> SHORT EXERCISE
Omit all images, then return the remaining material exactly as it stands.

> SUPPLIED MATERIAL

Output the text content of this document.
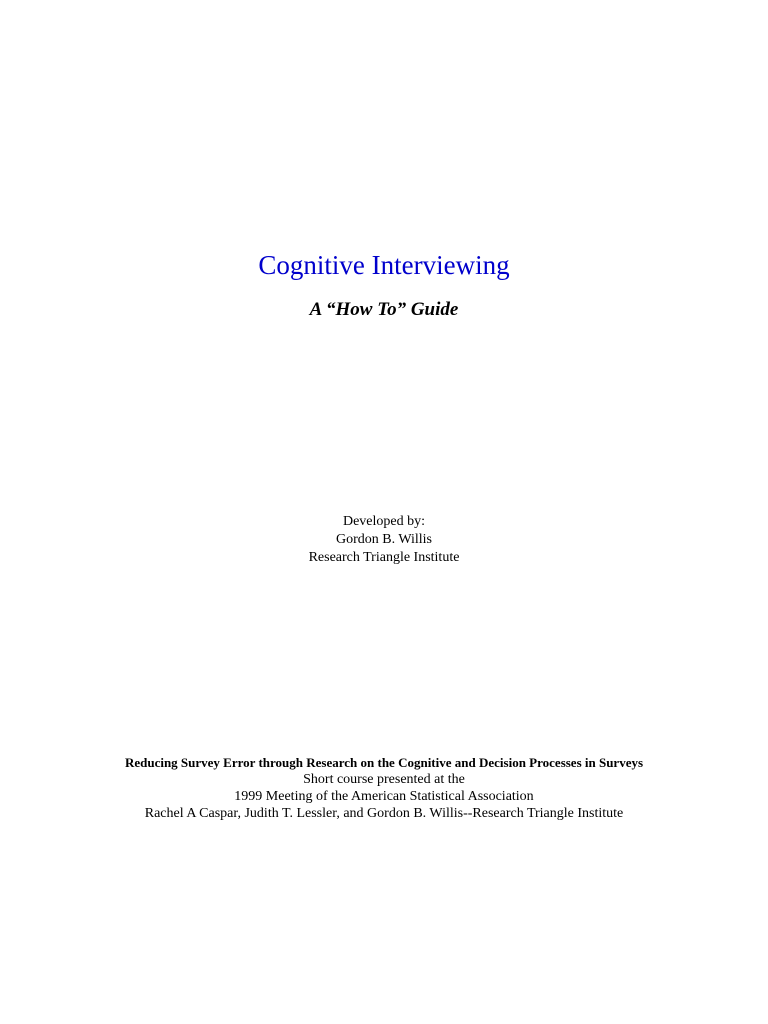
Cognitive Interviewing
A “How To” Guide
Developed by:
Gordon B. Willis
Research Triangle Institute
Reducing Survey Error through Research on the Cognitive and Decision Processes in Surveys
Short course presented at the
1999 Meeting of the American Statistical Association
Rachel A Caspar, Judith T. Lessler, and Gordon B. Willis--Research Triangle Institute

> SOLUTION TO THIS TASK
Output the text content of this document.
Cognitive Interviewing
A “How To” Guide
Developed by:
Gordon B. Willis
Research Triangle Institute
Reducing Survey Error through Research on the Cognitive and Decision Processes in Surveys
Short course presented at the
1999 Meeting of the American Statistical Association
Rachel A Caspar, Judith T. Lessler, and Gordon B. Willis--Research Triangle Institute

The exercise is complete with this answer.